Check each line of the records below for the string "Objects", then state how many lines contain it, with no other output.

Stored data
#####

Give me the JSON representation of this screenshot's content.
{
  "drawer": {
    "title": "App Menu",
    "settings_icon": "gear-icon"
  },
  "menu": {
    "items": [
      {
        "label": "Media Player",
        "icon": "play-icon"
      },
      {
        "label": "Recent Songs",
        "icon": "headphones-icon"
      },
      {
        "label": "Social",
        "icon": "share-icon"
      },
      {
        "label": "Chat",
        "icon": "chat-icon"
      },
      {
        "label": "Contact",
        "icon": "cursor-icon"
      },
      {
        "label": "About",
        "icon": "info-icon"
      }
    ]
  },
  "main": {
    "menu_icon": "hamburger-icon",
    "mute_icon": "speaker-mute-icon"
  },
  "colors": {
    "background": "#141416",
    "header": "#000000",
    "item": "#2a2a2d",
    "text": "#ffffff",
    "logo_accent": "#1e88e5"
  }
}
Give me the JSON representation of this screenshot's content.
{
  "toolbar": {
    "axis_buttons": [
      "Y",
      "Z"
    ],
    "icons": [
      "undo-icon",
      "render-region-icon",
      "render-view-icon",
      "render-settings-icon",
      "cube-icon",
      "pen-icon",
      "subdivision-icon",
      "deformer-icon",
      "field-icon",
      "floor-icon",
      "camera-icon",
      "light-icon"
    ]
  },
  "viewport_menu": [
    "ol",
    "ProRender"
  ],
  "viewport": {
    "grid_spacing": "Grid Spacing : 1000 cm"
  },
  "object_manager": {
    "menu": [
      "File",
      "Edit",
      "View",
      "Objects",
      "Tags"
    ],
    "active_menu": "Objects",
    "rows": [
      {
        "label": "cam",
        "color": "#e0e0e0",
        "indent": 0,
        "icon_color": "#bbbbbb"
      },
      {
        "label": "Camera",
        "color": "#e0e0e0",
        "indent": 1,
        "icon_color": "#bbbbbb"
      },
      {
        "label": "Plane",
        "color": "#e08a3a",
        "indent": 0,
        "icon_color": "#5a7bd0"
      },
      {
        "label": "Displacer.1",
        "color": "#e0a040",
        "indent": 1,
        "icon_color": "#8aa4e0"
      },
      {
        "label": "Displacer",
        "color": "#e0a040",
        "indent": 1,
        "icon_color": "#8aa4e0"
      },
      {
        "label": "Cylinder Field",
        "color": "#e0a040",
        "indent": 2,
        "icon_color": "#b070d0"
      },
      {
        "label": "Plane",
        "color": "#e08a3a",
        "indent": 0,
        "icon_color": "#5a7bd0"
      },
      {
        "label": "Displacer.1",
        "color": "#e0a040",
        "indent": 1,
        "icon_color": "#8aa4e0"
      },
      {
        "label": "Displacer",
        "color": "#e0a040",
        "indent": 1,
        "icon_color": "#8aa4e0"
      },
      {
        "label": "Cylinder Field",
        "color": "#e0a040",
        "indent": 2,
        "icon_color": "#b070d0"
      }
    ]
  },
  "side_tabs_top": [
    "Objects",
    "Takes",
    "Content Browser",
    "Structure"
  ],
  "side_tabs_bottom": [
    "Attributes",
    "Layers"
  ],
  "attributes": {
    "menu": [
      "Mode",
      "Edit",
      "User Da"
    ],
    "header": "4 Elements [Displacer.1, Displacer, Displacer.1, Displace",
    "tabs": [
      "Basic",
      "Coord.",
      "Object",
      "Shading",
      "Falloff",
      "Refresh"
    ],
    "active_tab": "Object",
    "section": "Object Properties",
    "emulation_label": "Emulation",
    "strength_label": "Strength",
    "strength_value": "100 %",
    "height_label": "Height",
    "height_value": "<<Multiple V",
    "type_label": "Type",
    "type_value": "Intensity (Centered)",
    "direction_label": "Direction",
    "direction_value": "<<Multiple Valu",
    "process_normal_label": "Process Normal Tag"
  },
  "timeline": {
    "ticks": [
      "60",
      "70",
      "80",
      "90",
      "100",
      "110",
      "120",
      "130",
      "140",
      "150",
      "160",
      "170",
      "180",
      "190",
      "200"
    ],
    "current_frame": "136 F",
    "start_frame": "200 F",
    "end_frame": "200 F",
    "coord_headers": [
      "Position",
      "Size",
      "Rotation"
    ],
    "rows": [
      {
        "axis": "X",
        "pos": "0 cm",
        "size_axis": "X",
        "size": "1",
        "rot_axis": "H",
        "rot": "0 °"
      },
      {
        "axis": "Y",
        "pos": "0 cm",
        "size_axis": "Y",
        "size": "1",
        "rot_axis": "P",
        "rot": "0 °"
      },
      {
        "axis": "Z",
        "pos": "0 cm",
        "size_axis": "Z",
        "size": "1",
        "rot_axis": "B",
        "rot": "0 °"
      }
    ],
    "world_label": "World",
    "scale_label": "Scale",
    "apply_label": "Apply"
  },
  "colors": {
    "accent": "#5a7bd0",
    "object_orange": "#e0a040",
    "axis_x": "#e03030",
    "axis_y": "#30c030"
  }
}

#####

» **TASK OUTPUT**
3